**TASK PROMPT**
Switch every "haiti-point" in the rows below to "haitian-point", then give the rows again with nothing else altered.

**RECORDS SUPPLIED**

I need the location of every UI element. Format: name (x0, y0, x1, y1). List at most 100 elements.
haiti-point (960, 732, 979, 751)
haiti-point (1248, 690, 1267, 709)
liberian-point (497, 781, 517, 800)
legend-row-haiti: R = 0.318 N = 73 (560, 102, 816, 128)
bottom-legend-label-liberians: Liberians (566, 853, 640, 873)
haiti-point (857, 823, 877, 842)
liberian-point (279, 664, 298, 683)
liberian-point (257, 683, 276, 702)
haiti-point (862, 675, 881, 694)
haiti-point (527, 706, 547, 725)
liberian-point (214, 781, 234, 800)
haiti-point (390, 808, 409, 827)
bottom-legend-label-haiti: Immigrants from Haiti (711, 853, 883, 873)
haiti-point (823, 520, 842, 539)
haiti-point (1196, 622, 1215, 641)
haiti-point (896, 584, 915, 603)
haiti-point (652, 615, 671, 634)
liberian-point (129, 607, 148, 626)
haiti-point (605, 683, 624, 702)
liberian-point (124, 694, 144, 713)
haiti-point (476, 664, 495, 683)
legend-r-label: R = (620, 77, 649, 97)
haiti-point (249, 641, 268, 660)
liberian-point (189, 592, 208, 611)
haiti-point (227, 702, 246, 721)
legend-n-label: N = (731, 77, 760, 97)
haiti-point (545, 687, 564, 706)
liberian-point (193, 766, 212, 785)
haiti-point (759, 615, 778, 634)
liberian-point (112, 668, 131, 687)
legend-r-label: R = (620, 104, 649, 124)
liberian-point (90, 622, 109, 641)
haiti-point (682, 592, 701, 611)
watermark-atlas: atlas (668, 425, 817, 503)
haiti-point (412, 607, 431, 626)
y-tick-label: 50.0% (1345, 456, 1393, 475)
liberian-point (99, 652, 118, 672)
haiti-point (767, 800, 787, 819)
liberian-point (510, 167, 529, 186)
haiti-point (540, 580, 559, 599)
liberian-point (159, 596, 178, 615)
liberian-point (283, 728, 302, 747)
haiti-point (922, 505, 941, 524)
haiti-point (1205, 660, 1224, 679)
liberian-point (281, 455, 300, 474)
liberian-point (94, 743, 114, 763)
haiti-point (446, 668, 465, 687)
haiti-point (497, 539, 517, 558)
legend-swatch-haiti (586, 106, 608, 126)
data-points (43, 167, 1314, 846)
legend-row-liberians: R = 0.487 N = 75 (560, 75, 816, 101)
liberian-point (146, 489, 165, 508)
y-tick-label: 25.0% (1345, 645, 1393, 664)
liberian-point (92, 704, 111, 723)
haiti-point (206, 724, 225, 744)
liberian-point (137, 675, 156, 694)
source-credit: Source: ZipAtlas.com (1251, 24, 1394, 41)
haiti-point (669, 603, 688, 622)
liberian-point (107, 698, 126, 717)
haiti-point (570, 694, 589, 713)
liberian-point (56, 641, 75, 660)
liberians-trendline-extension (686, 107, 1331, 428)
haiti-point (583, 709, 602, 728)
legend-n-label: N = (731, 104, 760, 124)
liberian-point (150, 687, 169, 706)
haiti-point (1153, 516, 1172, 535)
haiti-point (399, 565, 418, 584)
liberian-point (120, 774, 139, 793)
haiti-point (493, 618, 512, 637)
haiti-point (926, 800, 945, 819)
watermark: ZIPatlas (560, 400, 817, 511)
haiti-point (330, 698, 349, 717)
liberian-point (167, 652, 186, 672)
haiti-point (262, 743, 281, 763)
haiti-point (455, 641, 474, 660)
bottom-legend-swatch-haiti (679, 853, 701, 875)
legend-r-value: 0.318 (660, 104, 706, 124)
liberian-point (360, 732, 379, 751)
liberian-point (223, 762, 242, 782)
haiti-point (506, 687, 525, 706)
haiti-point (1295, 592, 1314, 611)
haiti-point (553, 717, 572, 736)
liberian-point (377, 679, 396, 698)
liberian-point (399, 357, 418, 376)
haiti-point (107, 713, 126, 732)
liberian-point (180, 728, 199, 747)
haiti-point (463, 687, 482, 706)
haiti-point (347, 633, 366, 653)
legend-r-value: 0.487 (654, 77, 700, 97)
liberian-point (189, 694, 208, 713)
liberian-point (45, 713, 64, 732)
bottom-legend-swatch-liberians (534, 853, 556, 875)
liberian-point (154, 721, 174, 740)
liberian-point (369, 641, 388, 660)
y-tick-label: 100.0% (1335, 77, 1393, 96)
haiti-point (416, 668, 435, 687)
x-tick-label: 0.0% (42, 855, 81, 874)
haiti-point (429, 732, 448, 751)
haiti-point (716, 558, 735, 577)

**EXERCISE RESPONSE**
I need the location of every UI element. Format: name (x0, y0, x1, y1). List at most 100 elements.
haitian-point (960, 732, 979, 751)
haitian-point (1248, 690, 1267, 709)
liberian-point (497, 781, 517, 800)
legend-row-haiti: R = 0.318 N = 73 (560, 102, 816, 128)
bottom-legend-label-liberians: Liberians (566, 853, 640, 873)
haitian-point (857, 823, 877, 842)
liberian-point (279, 664, 298, 683)
liberian-point (257, 683, 276, 702)
haitian-point (862, 675, 881, 694)
haitian-point (527, 706, 547, 725)
liberian-point (214, 781, 234, 800)
haitian-point (390, 808, 409, 827)
bottom-legend-label-haiti: Immigrants from Haiti (711, 853, 883, 873)
haitian-point (823, 520, 842, 539)
haitian-point (1196, 622, 1215, 641)
haitian-point (896, 584, 915, 603)
haitian-point (652, 615, 671, 634)
liberian-point (129, 607, 148, 626)
haitian-point (605, 683, 624, 702)
liberian-point (124, 694, 144, 713)
haitian-point (476, 664, 495, 683)
legend-r-label: R = (620, 77, 649, 97)
haitian-point (249, 641, 268, 660)
liberian-point (189, 592, 208, 611)
haitian-point (227, 702, 246, 721)
legend-n-label: N = (731, 77, 760, 97)
haitian-point (545, 687, 564, 706)
liberian-point (193, 766, 212, 785)
haitian-point (759, 615, 778, 634)
liberian-point (112, 668, 131, 687)
legend-r-label: R = (620, 104, 649, 124)
liberian-point (90, 622, 109, 641)
haitian-point (682, 592, 701, 611)
watermark-atlas: atlas (668, 425, 817, 503)
haitian-point (412, 607, 431, 626)
y-tick-label: 50.0% (1345, 456, 1393, 475)
liberian-point (99, 652, 118, 672)
haitian-point (767, 800, 787, 819)
liberian-point (510, 167, 529, 186)
haitian-point (540, 580, 559, 599)
liberian-point (159, 596, 178, 615)
liberian-point (283, 728, 302, 747)
haitian-point (922, 505, 941, 524)
haitian-point (1205, 660, 1224, 679)
liberian-point (281, 455, 300, 474)
liberian-point (94, 743, 114, 763)
haitian-point (446, 668, 465, 687)
haitian-point (497, 539, 517, 558)
legend-swatch-haiti (586, 106, 608, 126)
data-points (43, 167, 1314, 846)
legend-row-liberians: R = 0.487 N = 75 (560, 75, 816, 101)
liberian-point (146, 489, 165, 508)
y-tick-label: 25.0% (1345, 645, 1393, 664)
liberian-point (92, 704, 111, 723)
haitian-point (206, 724, 225, 744)
liberian-point (137, 675, 156, 694)
source-credit: Source: ZipAtlas.com (1251, 24, 1394, 41)
haitian-point (669, 603, 688, 622)
liberian-point (107, 698, 126, 717)
haitian-point (570, 694, 589, 713)
liberian-point (56, 641, 75, 660)
liberians-trendline-extension (686, 107, 1331, 428)
haitian-point (583, 709, 602, 728)
legend-n-label: N = (731, 104, 760, 124)
liberian-point (150, 687, 169, 706)
haitian-point (1153, 516, 1172, 535)
haitian-point (399, 565, 418, 584)
liberian-point (120, 774, 139, 793)
haitian-point (493, 618, 512, 637)
haitian-point (926, 800, 945, 819)
watermark: ZIPatlas (560, 400, 817, 511)
haitian-point (330, 698, 349, 717)
liberian-point (167, 652, 186, 672)
haitian-point (262, 743, 281, 763)
haitian-point (455, 641, 474, 660)
bottom-legend-swatch-haiti (679, 853, 701, 875)
legend-r-value: 0.318 (660, 104, 706, 124)
liberian-point (360, 732, 379, 751)
liberian-point (223, 762, 242, 782)
haitian-point (506, 687, 525, 706)
haitian-point (1295, 592, 1314, 611)
haitian-point (553, 717, 572, 736)
liberian-point (377, 679, 396, 698)
liberian-point (399, 357, 418, 376)
haitian-point (107, 713, 126, 732)
liberian-point (180, 728, 199, 747)
haitian-point (463, 687, 482, 706)
haitian-point (347, 633, 366, 653)
legend-r-value: 0.487 (654, 77, 700, 97)
liberian-point (189, 694, 208, 713)
liberian-point (45, 713, 64, 732)
bottom-legend-swatch-liberians (534, 853, 556, 875)
liberian-point (154, 721, 174, 740)
liberian-point (369, 641, 388, 660)
y-tick-label: 100.0% (1335, 77, 1393, 96)
haitian-point (416, 668, 435, 687)
x-tick-label: 0.0% (42, 855, 81, 874)
haitian-point (429, 732, 448, 751)
haitian-point (716, 558, 735, 577)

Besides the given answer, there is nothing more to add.